§ **THE EXERCISE**
Say how many lines in the data below contain the word "this", and give no other text.

§ **DATA SECTION**

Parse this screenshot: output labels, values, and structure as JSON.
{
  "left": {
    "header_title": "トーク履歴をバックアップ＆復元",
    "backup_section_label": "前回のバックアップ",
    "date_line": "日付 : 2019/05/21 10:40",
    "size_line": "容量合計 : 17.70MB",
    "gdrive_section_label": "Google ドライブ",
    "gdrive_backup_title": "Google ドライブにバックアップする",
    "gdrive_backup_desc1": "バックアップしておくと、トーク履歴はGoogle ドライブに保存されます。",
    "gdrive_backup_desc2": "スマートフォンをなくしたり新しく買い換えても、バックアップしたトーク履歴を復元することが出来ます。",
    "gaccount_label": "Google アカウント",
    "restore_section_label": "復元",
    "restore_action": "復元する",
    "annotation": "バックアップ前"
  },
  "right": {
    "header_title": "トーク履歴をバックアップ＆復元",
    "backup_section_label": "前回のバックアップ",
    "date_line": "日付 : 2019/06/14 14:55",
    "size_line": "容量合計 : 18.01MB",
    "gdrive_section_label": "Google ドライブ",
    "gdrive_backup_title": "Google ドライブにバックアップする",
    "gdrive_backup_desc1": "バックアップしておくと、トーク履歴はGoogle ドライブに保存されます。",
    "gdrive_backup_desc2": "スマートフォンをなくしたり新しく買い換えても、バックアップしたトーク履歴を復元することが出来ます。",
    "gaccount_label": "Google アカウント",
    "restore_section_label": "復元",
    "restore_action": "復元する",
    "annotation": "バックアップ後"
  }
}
...
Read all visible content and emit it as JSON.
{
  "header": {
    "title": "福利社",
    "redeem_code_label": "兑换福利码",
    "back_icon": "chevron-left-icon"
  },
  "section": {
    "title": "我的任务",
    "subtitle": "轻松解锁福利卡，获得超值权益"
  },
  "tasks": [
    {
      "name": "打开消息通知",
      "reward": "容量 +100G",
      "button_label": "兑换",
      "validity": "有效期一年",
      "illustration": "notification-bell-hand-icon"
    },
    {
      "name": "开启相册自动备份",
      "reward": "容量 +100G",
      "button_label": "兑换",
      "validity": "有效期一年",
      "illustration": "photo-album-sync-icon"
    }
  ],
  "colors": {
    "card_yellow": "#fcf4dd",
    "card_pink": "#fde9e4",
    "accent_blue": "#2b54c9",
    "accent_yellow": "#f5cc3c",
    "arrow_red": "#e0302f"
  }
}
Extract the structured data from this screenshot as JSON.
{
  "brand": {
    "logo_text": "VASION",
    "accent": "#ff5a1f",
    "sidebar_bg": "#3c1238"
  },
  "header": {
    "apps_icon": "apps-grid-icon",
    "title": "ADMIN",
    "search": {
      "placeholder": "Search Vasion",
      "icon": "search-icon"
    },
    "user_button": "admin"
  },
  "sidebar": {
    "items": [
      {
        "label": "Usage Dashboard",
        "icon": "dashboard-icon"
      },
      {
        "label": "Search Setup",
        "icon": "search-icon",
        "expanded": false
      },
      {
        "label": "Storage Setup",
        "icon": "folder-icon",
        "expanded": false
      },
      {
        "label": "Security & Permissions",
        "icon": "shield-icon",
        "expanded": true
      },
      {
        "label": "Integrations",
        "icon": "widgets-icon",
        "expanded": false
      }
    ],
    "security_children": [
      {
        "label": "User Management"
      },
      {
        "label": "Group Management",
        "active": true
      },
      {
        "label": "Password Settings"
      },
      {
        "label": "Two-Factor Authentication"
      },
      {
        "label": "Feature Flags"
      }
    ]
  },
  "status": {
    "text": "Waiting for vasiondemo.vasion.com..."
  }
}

§ **FULL RESPONSE**
2